• _EXCERPTED RECORDS_:
........

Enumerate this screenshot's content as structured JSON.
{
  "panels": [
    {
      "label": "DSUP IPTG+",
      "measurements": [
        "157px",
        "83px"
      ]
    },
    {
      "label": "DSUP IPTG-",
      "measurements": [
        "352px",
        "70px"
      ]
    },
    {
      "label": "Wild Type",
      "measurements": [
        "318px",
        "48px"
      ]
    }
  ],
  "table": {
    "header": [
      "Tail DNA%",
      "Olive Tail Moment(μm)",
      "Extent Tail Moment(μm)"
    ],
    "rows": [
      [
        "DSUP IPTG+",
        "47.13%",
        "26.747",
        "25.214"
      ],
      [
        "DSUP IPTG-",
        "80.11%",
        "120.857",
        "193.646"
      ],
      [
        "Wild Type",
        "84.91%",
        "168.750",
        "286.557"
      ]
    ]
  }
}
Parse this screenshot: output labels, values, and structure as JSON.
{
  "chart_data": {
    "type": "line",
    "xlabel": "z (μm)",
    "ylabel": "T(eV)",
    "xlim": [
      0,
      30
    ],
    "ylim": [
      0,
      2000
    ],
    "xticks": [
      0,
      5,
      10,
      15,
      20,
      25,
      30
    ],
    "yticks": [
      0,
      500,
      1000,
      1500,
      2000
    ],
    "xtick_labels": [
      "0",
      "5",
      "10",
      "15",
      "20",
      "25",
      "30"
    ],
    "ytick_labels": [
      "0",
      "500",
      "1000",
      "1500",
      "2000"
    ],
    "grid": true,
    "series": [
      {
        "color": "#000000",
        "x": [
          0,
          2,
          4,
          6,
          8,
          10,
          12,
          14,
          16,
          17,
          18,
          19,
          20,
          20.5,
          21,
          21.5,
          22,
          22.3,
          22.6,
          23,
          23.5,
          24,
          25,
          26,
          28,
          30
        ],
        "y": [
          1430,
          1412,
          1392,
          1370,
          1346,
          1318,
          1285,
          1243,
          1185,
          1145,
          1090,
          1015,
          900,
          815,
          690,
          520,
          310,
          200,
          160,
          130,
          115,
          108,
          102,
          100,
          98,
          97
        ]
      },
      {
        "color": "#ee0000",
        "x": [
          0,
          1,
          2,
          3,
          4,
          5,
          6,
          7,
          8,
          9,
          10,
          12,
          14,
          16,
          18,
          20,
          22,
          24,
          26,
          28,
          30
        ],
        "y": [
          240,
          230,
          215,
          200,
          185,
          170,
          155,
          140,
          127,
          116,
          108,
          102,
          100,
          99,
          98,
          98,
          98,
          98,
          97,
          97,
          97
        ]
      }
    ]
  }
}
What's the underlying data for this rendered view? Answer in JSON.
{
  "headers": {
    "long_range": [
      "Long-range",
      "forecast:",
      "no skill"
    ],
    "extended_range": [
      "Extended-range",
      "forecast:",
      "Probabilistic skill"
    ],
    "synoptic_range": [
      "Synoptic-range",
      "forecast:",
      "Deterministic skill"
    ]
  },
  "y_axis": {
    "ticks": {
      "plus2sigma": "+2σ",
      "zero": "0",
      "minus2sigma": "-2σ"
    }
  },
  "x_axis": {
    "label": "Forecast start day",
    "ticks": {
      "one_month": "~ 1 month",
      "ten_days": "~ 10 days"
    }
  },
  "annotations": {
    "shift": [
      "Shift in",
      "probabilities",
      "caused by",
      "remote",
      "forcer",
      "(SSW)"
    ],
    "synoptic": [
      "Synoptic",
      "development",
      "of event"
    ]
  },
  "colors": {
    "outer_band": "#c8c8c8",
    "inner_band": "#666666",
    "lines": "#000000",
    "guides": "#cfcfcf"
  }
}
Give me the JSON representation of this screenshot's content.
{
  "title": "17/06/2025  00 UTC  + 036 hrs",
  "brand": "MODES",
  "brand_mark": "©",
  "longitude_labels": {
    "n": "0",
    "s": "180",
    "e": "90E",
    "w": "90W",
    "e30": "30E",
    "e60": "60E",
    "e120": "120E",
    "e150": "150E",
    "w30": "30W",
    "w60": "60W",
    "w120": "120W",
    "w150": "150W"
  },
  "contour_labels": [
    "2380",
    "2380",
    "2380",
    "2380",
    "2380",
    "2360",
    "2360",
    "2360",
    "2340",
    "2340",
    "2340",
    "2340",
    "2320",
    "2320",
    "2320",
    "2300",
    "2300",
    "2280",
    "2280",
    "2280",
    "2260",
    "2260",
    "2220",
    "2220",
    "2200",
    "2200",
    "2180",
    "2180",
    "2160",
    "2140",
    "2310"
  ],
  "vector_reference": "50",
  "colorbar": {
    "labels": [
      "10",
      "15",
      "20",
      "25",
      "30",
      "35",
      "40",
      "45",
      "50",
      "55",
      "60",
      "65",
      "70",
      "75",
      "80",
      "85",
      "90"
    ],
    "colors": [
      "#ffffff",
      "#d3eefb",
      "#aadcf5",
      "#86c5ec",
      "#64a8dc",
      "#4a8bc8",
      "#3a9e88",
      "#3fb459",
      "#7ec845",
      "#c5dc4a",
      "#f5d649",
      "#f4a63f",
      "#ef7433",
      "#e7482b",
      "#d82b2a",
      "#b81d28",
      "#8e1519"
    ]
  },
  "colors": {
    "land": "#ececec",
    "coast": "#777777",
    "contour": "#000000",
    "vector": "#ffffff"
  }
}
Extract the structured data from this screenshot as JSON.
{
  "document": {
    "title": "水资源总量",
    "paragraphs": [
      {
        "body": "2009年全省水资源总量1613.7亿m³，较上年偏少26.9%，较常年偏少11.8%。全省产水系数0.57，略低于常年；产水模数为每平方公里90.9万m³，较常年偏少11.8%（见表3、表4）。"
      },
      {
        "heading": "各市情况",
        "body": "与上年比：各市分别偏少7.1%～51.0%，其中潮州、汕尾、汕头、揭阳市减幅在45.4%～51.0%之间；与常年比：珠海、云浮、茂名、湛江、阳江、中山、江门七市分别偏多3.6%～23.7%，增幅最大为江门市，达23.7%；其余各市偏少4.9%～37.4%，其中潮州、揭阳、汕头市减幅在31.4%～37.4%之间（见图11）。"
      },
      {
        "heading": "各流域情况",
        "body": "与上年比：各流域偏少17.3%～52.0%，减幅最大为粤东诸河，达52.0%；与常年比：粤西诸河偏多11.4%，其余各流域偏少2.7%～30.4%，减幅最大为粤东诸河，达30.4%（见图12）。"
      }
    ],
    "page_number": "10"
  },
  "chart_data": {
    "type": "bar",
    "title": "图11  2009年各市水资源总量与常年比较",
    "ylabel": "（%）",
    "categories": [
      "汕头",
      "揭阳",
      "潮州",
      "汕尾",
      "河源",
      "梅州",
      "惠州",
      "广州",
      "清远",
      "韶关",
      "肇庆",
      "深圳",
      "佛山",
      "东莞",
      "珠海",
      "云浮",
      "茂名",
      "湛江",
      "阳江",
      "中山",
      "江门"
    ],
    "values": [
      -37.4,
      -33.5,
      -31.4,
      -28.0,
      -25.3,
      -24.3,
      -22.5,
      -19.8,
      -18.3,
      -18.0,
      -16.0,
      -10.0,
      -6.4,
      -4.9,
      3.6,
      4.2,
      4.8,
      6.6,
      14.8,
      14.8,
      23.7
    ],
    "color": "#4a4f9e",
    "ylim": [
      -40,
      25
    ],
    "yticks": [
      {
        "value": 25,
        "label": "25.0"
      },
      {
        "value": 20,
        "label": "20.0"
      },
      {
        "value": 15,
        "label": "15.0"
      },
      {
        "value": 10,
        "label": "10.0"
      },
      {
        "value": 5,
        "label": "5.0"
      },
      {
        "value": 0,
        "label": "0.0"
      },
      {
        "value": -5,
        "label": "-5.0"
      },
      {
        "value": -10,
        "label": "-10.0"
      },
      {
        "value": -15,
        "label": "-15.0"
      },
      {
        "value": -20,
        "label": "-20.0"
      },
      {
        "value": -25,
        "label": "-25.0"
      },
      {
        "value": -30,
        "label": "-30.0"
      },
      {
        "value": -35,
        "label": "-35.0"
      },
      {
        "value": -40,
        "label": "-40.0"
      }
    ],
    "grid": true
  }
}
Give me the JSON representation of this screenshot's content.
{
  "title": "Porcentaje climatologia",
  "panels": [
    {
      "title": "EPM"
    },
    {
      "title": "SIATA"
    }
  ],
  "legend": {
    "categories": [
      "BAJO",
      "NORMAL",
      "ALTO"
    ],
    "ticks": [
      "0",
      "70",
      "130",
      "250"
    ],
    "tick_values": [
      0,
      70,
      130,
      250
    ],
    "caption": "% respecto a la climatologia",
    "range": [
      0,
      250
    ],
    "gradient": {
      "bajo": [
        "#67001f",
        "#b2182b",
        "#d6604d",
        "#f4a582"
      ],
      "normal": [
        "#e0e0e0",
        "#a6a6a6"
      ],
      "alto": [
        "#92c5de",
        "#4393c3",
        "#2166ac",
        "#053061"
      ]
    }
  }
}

........

• _WHAT TO PRODUCE_:
List all lines holding the string "Moment".

• _THE ANSWER_:
      "Olive Tail Moment(μm)",
      "Extent Tail Moment(μm)"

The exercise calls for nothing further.